Duplicate the part of the passage about the retired lawyer behind @CockyBot, starting with "Not only is" and going on through "after the TM.".

### PASSAGE PROVIDED
**********
Not only is the said retired lawyer, come writer the brains behind @CockyBot, but he is also advocating for writers everywhere to rush out and contest TMs, with little thought as to the legal ramifications — at least, that’s how it appears to me. While his feed is filled with explanations of legal jargon, trying to explain to the masses the finer points of TM laws (which is an action I admire), you will also find tweet after tweet of cynical remarks about one or another of the TM applications that @CockyBot has uncovered, encouraging the masses to go after the TM.
His follower numbers on Twitter have skyrocketed. That in itself isn’t a bad thing, but when you discover that he self-published a new book in the middle of all of this (a collection of short stories), motives start to look suspicious. Then you see ads crop up about the first book in his science fiction series (published four years ago), followed closely behind by ads for the other books in the same series. This is where the retired lawyer’s actions actually turn me off.
**********
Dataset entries
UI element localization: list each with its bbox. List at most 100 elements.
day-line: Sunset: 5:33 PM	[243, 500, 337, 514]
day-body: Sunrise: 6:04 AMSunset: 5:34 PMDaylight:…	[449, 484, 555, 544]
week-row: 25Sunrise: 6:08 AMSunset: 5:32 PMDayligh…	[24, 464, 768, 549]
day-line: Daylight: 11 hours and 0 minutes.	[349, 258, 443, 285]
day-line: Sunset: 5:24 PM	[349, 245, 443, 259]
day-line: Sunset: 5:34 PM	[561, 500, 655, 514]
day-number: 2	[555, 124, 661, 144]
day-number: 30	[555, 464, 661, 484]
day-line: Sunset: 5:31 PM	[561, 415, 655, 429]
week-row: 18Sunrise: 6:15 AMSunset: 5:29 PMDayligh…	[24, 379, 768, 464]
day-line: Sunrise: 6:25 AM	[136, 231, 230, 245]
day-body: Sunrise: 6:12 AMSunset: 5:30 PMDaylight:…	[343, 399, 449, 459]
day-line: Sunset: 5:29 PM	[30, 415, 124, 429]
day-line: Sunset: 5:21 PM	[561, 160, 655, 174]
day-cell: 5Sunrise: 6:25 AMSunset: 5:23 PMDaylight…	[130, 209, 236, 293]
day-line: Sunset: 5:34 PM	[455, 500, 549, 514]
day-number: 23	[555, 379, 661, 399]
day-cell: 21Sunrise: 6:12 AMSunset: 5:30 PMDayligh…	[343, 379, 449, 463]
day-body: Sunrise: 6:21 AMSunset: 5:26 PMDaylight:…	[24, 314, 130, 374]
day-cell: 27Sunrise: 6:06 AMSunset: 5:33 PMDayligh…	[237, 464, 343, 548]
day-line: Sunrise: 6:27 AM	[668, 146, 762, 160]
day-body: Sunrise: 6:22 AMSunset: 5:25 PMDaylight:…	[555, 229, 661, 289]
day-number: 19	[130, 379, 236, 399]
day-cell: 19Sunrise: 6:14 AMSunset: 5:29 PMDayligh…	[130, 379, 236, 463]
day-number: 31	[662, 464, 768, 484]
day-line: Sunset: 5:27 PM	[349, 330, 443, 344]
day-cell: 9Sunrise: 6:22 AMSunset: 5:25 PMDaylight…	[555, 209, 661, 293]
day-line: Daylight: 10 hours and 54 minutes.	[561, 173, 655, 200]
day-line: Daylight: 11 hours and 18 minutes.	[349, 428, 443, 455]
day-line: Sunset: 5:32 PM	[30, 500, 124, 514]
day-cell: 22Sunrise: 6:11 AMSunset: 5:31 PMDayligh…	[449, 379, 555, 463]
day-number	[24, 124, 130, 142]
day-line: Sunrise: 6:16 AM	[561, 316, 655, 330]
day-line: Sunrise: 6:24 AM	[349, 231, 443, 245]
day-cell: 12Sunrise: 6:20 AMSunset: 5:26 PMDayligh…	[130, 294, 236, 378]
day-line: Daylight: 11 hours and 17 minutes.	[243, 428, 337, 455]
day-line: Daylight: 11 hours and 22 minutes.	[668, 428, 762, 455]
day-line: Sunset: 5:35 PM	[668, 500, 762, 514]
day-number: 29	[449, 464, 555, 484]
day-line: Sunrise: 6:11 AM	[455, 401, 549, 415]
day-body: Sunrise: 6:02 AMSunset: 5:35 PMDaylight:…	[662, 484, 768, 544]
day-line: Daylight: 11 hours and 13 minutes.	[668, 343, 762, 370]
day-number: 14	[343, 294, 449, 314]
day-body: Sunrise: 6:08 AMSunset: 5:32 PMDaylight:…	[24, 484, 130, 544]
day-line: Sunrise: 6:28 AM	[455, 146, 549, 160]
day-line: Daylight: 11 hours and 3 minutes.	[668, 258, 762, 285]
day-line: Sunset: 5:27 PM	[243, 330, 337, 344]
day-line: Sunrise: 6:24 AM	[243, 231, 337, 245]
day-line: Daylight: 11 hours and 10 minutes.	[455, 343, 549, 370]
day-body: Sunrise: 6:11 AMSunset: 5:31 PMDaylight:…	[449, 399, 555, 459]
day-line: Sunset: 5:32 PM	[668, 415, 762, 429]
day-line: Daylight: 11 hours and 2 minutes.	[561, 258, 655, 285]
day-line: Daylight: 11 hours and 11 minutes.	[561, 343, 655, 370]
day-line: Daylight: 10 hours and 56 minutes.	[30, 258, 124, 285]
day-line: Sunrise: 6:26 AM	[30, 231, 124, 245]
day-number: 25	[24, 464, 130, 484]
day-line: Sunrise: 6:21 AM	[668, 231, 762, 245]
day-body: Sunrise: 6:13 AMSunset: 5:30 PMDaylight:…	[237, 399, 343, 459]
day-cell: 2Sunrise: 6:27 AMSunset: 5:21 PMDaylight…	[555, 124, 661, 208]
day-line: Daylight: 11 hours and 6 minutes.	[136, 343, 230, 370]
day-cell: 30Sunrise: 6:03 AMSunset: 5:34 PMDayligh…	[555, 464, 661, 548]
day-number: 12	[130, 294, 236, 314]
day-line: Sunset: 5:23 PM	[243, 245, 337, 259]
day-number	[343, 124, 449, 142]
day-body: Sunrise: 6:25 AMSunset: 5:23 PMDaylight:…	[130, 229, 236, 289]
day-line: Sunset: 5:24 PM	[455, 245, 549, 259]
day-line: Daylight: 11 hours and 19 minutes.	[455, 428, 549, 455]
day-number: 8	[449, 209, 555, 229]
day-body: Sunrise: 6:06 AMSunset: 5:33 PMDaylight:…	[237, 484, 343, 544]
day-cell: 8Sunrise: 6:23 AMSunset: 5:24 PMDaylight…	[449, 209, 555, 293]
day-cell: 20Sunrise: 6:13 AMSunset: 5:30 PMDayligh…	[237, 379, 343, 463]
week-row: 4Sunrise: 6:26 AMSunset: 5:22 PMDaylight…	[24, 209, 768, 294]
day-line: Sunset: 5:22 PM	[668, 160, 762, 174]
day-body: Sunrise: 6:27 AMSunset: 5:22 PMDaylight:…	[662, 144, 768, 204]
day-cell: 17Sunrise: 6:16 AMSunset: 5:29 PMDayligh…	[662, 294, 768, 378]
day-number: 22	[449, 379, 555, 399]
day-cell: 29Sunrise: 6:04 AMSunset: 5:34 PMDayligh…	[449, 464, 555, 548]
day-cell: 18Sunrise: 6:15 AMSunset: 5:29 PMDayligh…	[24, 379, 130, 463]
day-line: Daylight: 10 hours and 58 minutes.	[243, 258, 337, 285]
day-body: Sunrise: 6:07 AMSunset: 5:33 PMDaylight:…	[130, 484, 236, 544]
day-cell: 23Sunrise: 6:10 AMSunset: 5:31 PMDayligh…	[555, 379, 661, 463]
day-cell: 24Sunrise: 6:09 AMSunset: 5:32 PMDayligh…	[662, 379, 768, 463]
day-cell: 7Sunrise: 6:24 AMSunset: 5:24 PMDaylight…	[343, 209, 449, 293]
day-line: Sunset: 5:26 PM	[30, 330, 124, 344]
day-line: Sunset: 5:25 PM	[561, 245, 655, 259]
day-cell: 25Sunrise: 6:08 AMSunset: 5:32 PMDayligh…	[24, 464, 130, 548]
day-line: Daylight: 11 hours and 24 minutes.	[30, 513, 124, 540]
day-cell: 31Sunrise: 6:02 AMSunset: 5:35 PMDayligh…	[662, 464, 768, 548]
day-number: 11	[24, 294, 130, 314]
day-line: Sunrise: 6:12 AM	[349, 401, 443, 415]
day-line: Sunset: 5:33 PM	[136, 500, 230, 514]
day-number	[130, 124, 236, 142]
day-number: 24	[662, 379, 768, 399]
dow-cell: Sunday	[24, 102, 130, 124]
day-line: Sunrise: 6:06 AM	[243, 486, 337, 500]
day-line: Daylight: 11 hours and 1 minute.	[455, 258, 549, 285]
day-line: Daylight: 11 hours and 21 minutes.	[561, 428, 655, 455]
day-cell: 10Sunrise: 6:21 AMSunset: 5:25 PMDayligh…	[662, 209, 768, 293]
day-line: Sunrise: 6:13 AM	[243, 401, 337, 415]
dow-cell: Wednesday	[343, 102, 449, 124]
**********
### OUTPUT BELOW
Not only is the said retired lawyer, come writer the brains behind @CockyBot, but he is also advocating for writers everywhere to rush out and contest TMs, with little thought as to the legal ramifications — at least, that’s how it appears to me. While his feed is filled with explanations of legal jargon, trying to explain to the masses the finer points of TM laws (which is an action I admire), you will also find tweet after tweet of cynical remarks about one or another of the TM applications that @CockyBot has uncovered, encouraging the masses to go after the TM.